Exercise inputs ::
***
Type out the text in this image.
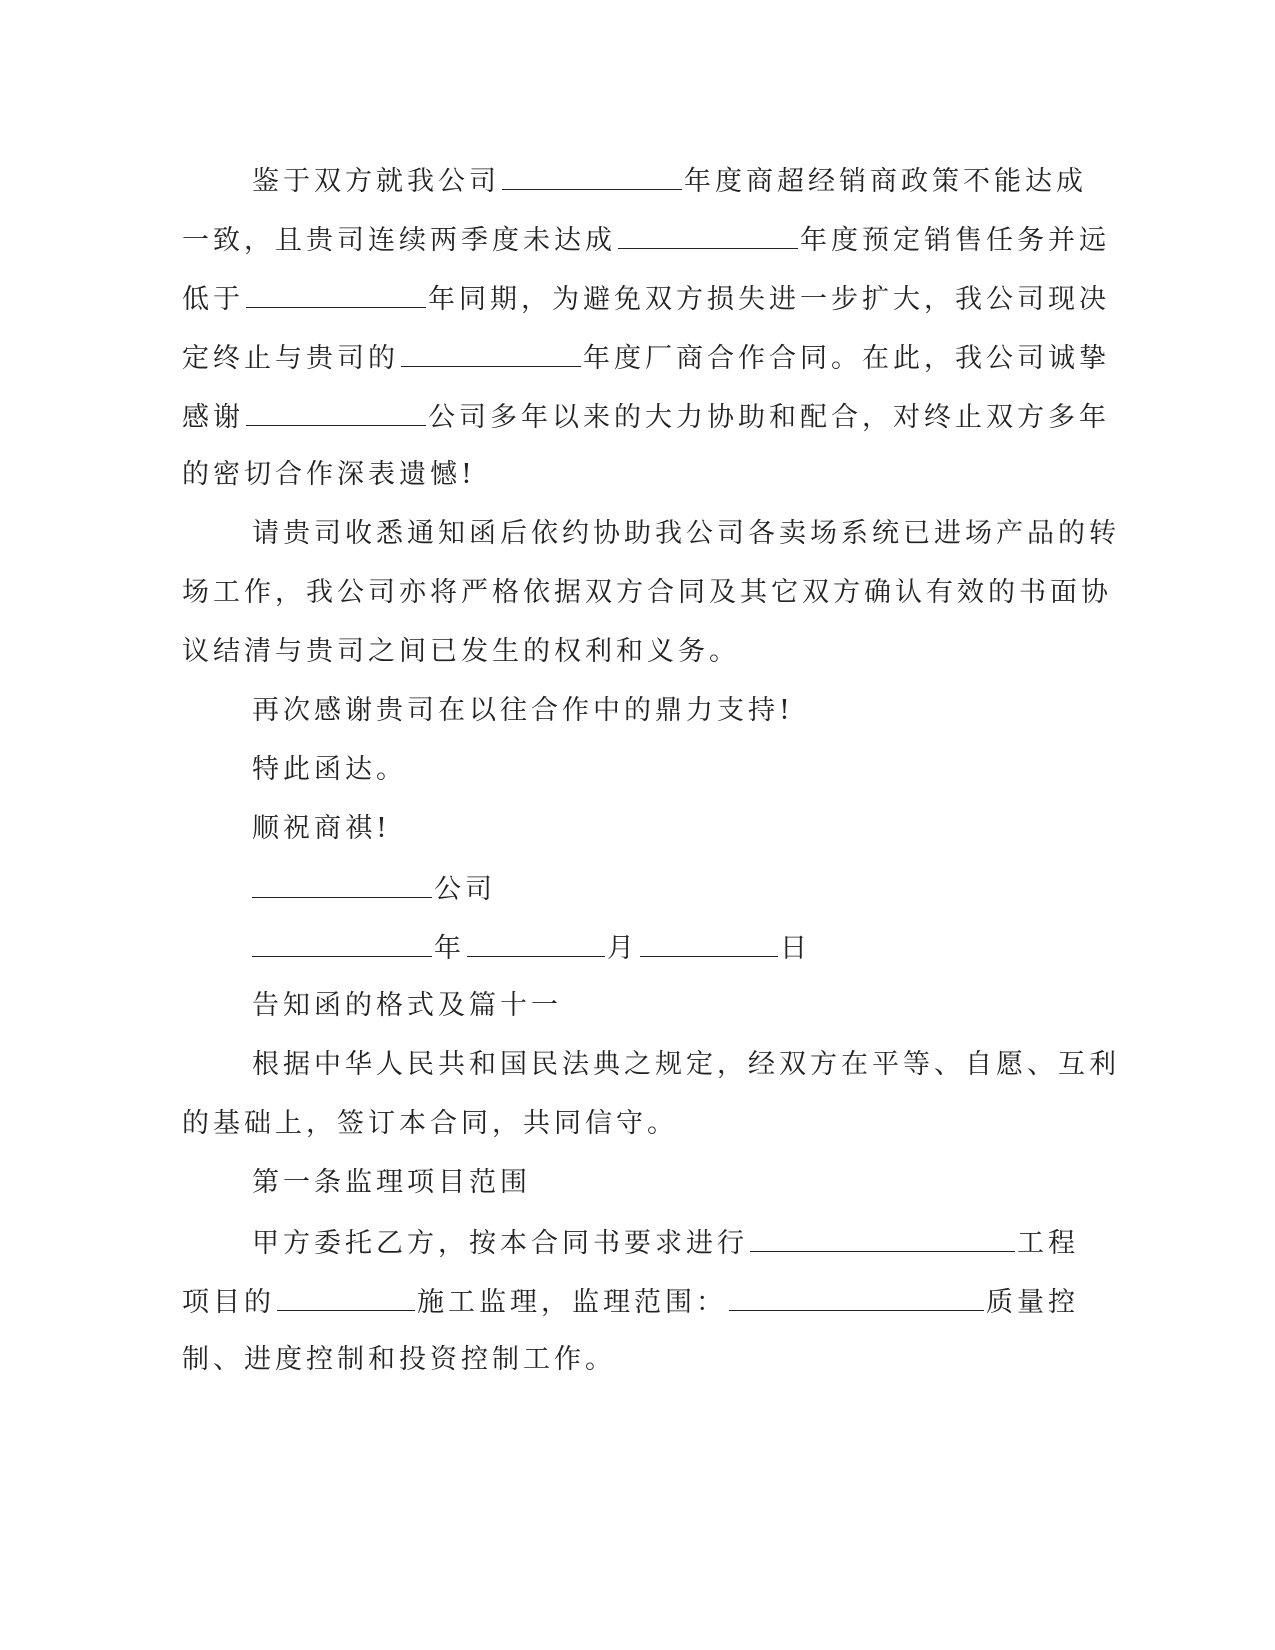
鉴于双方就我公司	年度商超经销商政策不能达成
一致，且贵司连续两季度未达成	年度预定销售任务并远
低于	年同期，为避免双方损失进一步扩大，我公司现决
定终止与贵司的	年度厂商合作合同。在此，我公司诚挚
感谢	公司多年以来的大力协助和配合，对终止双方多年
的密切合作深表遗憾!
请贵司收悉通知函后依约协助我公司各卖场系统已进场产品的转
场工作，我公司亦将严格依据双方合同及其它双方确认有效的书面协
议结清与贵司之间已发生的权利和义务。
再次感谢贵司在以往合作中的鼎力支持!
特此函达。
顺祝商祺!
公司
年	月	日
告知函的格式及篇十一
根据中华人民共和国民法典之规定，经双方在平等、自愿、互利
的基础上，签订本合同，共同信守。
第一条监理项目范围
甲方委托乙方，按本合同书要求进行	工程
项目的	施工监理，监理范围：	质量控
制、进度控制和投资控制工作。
***
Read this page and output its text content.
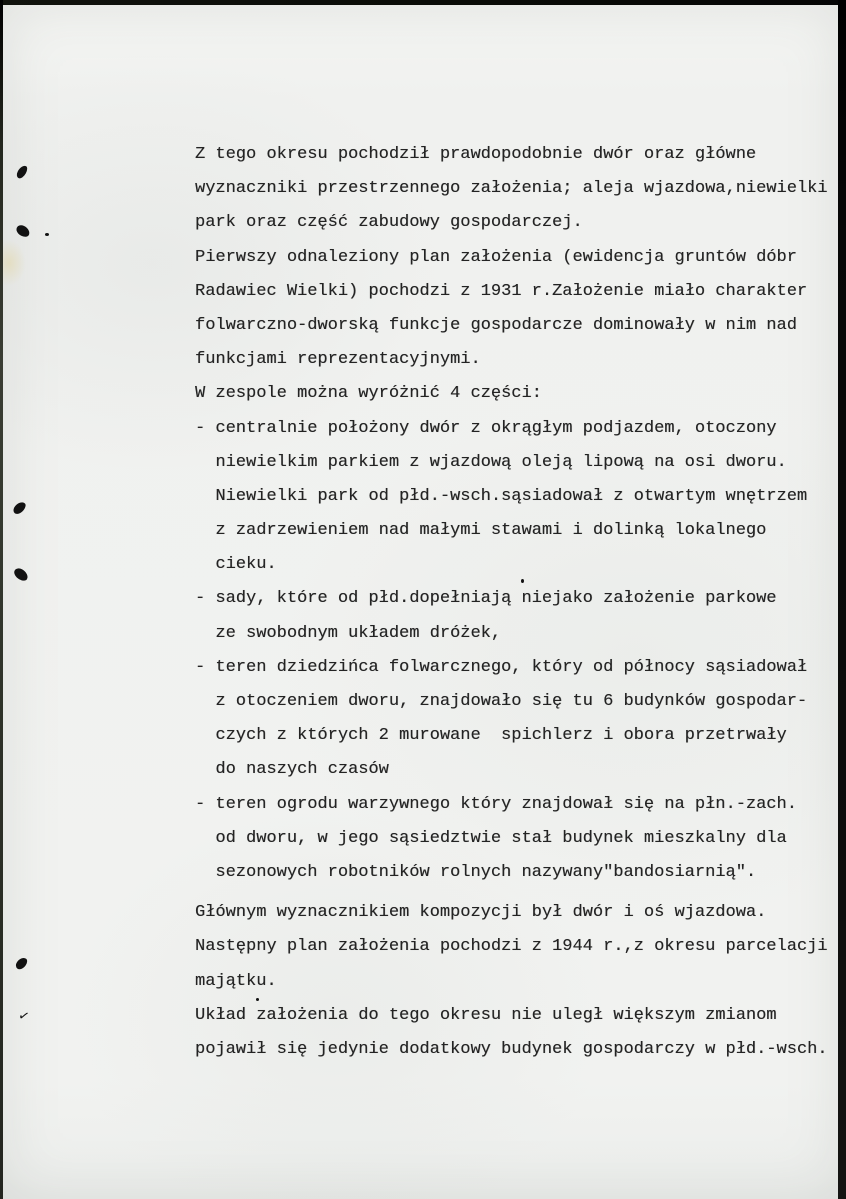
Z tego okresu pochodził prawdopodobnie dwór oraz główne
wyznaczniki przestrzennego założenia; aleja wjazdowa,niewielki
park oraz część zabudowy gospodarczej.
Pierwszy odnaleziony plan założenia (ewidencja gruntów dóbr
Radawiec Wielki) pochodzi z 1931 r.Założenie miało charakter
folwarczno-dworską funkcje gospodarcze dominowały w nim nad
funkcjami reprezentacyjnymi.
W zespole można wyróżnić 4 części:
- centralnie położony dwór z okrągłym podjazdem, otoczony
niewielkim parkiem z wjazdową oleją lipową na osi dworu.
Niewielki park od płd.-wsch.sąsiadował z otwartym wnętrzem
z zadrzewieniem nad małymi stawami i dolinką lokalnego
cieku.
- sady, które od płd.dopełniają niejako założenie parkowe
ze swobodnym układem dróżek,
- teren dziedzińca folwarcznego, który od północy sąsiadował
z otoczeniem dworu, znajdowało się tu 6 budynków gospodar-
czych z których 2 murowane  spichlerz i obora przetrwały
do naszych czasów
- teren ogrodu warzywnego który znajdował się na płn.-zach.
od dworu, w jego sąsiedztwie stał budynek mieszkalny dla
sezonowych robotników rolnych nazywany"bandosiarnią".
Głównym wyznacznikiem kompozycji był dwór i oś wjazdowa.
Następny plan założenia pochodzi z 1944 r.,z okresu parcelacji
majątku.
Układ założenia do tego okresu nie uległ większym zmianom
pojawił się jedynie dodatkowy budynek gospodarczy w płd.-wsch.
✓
***
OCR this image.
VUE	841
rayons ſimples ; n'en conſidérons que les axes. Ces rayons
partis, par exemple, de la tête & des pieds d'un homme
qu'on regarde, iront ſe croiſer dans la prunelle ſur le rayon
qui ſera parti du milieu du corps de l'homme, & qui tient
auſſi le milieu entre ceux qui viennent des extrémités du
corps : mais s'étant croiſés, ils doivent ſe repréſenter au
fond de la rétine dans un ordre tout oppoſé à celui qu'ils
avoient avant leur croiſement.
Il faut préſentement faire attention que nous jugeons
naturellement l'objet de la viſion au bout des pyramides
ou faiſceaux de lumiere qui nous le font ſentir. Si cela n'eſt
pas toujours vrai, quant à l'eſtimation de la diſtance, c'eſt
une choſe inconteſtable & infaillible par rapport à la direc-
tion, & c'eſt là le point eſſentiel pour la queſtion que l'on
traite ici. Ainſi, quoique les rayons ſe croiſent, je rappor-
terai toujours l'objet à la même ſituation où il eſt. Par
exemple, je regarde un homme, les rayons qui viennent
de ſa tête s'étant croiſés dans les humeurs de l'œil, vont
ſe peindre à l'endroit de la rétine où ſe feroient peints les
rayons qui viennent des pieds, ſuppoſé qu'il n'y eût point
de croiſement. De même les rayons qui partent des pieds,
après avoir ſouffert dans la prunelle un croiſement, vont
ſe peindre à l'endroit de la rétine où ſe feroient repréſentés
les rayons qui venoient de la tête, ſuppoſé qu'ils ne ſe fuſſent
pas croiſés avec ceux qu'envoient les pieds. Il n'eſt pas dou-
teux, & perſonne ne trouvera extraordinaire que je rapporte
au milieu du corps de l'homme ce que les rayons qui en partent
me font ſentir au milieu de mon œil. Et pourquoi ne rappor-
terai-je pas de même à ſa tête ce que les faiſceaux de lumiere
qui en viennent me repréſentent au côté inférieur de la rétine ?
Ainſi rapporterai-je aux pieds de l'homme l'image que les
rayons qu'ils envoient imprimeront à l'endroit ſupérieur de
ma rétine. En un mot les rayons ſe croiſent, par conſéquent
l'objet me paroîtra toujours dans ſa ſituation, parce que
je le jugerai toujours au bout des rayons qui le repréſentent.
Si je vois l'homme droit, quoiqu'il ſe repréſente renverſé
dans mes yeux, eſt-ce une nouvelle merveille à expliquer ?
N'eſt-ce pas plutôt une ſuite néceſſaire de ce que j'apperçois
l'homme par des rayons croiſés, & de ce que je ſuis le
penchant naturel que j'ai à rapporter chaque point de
***
What you have to do :: Gather up the lines containing the word "teren" from these records and copy them.

The solution ::
- teren dziedzińca folwarcznego, który od północy sąsiadował
- teren ogrodu warzywnego który znajdował się na płn.-zach.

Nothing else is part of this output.